Find the lines holding the string "zeznanie" in the data, then copy all of them.

═══ Data entries

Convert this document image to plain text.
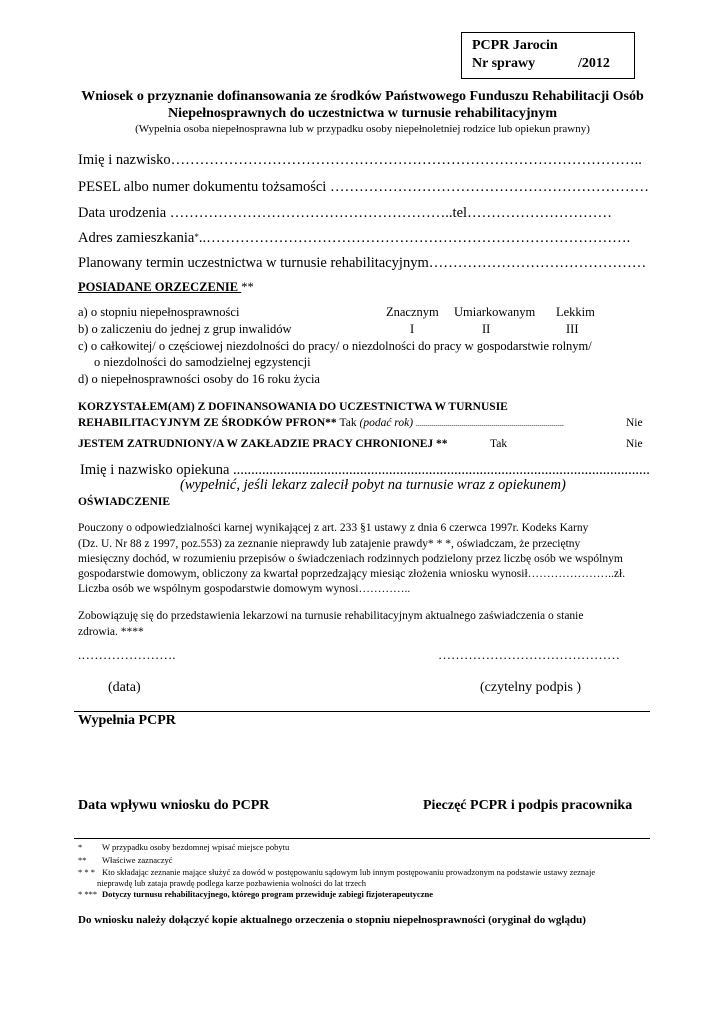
PCPR Jarocin
Nr sprawy	/2012
Wniosek o przyznanie dofinansowania ze środków Państwowego Funduszu Rehabilitacji Osób
Niepełnosprawnych do uczestnictwa w turnusie rehabilitacyjnym
(Wypełnia osoba niepełnosprawna lub w przypadku osoby niepełnoletniej rodzice lub opiekun prawny)
Imię i nazwisko……………………………………………………………………………………..
PESEL albo numer dokumentu tożsamości …………………………………………………………
Data urodzenia …………………………………………………..tel…………………………
Adres zamieszkania*..…………………………………………………………………………….
Planowany termin uczestnictwa w turnusie rehabilitacyjnym………………………………………
POSIADANE ORZECZENIE **
a) o stopniu niepełnosprawności	Znacznym Umiarkowanym Lekkim
b) o zaliczeniu do jednej z grup inwalidów	I	II	III
c) o całkowitej/ o częściowej niezdolności do pracy/ o niezdolności do pracy w gospodarstwie rolnym/
o niezdolności do samodzielnej egzystencji
d) o niepełnosprawności osoby do 16 roku życia
KORZYSTAŁEM(AM) Z DOFINANSOWANIA DO UCZESTNICTWA W TURNUSIE
REHABILITACYJNYM ZE ŚRODKÓW PFRON** Tak (podać rok) ..........................................................................	Nie
JESTEM ZATRUDNIONY/A W ZAKŁADZIE PRACY CHRONIONEJ **	Tak	Nie
Imię i nazwisko opiekuna ...................................................................................................................
(wypełnić, jeśli lekarz zalecił pobyt na turnusie wraz z opiekunem)
OŚWIADCZENIE
Pouczony o odpowiedzialności karnej wynikającej z art. 233 §1 ustawy z dnia 6 czerwca 1997r. Kodeks Karny
(Dz. U. Nr 88 z 1997, poz.553) za zeznanie nieprawdy lub zatajenie prawdy* * *, oświadczam, że przeciętny
miesięczny dochód, w rozumieniu przepisów o świadczeniach rodzinnych podzielony przez liczbę osób we wspólnym
gospodarstwie domowym, obliczony za kwartał poprzedzający miesiąc złożenia wniosku wynosił…………………..zł.
Liczba osób we wspólnym gospodarstwie domowym wynosi…………..
Zobowiązuję się do przedstawienia lekarzowi na turnusie rehabilitacyjnym aktualnego zaświadczenia o stanie
zdrowia. ****
.………………….	……………………………………
(data)	(czytelny podpis )
Wypełnia PCPR
Data wpływu wniosku do PCPR	Pieczęć PCPR i podpis pracownika
* W przypadku osoby bezdomnej wpisać miejsce pobytu
** Właściwe zaznaczyć
* * * Kto składając zeznanie mające służyć za dowód w postępowaniu sądowym lub innym postępowaniu prowadzonym na podstawie ustawy zeznaje
nieprawdę lub zataja prawdę podlega karze pozbawienia wolności do lat trzech
* *** Dotyczy turnusu rehabilitacyjnego, którego program przewiduje zabiegi fizjoterapeutyczne
Do wniosku należy dołączyć kopie aktualnego orzeczenia o stopniu niepełnosprawności (oryginał do wglądu)
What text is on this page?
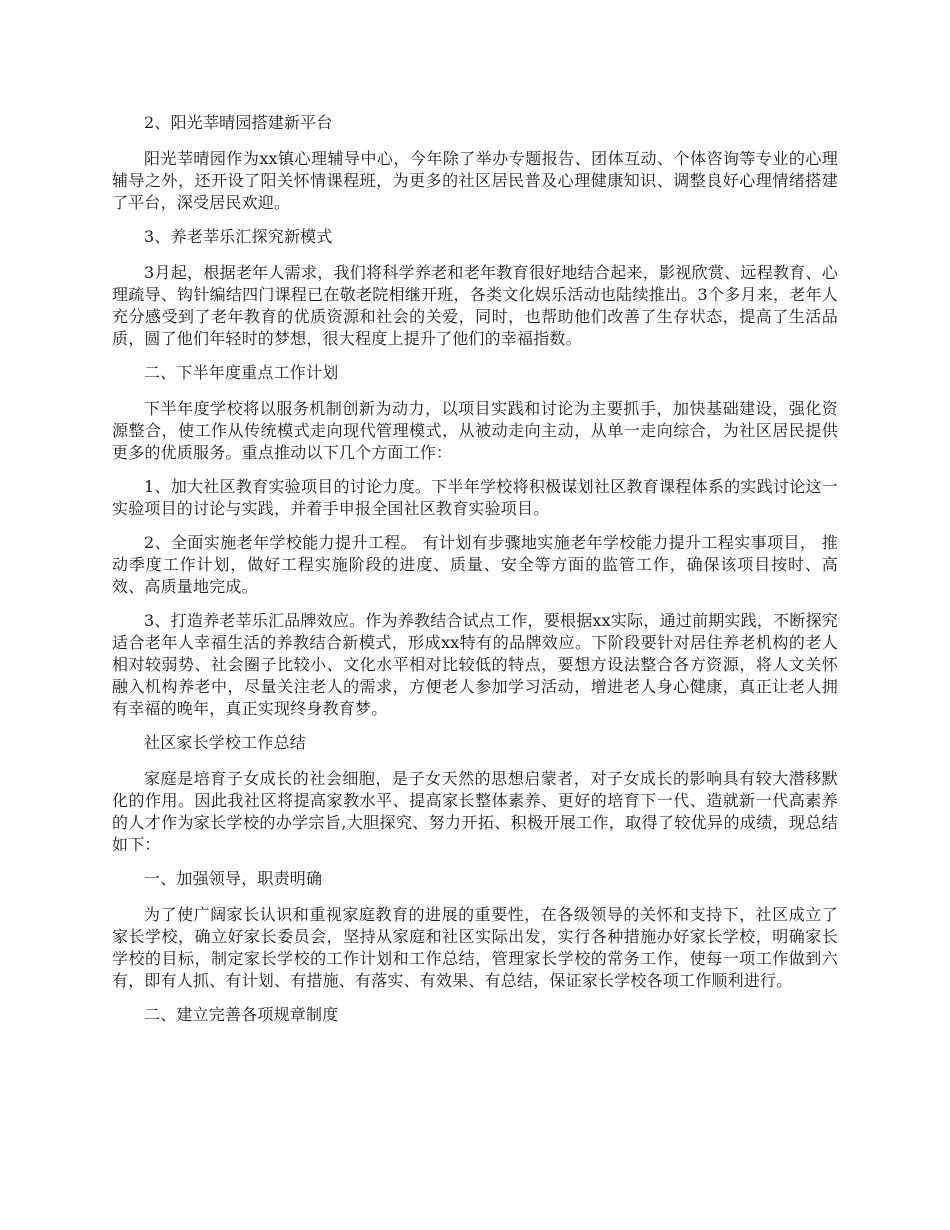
2、阳光莘晴园搭建新平台

阳光莘晴园作为xx镇心理辅导中心，今年除了举办专题报告、团体互动、个体咨询等专业的心理辅导之外，还开设了阳关怀情课程班，为更多的社区居民普及心理健康知识、调整良好心理情绪搭建了平台，深受居民欢迎。

3、养老莘乐汇探究新模式

3月起，根据老年人需求，我们将科学养老和老年教育很好地结合起来，影视欣赏、远程教育、心理疏导、钩针编结四门课程已在敬老院相继开班，各类文化娱乐活动也陆续推出。3个多月来，老年人充分感受到了老年教育的优质资源和社会的关爱，同时，也帮助他们改善了生存状态，提高了生活品质，圆了他们年轻时的梦想，很大程度上提升了他们的幸福指数。

二、下半年度重点工作计划

下半年度学校将以服务机制创新为动力，以项目实践和讨论为主要抓手，加快基础建设，强化资源整合，使工作从传统模式走向现代管理模式，从被动走向主动，从单一走向综合，为社区居民提供更多的优质服务。重点推动以下几个方面工作：

1、加大社区教育实验项目的讨论力度。下半年学校将积极谋划社区教育课程体系的实践讨论这一实验项目的讨论与实践，并着手申报全国社区教育实验项目。

2、全面实施老年学校能力提升工程。 有计划有步骤地实施老年学校能力提升工程实事项目， 推动季度工作计划，做好工程实施阶段的进度、质量、安全等方面的监管工作，确保该项目按时、高效、高质量地完成。

3、打造养老莘乐汇品牌效应。作为养教结合试点工作，要根据xx实际，通过前期实践，不断探究适合老年人幸福生活的养教结合新模式，形成xx特有的品牌效应。下阶段要针对居住养老机构的老人相对较弱势、社会圈子比较小、文化水平相对比较低的特点，要想方设法整合各方资源，将人文关怀融入机构养老中，尽量关注老人的需求，方便老人参加学习活动，增进老人身心健康，真正让老人拥有幸福的晚年，真正实现终身教育梦。

社区家长学校工作总结

家庭是培育子女成长的社会细胞，是子女天然的思想启蒙者，对子女成长的影响具有较大潜移默化的作用。因此我社区将提高家教水平、提高家长整体素养、更好的培育下一代、造就新一代高素养的人才作为家长学校的办学宗旨,大胆探究、努力开拓、积极开展工作，取得了较优异的成绩，现总结如下：

一、加强领导，职责明确

为了使广阔家长认识和重视家庭教育的进展的重要性，在各级领导的关怀和支持下，社区成立了家长学校，确立好家长委员会，坚持从家庭和社区实际出发，实行各种措施办好家长学校，明确家长学校的目标，制定家长学校的工作计划和工作总结，管理家长学校的常务工作，使每一项工作做到六有，即有人抓、有计划、有措施、有落实、有效果、有总结，保证家长学校各项工作顺利进行。

二、建立完善各项规章制度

══════

# [Solution to this exercise]
(Dz. U. Nr 88 z 1997, poz.553) za zeznanie nieprawdy lub zatajenie prawdy* * *, oświadczam, że przeciętny
* * * Kto składając zeznanie mające służyć za dowód w postępowaniu sądowym lub innym postępowaniu prowadzonym na podstawie ustawy zeznaje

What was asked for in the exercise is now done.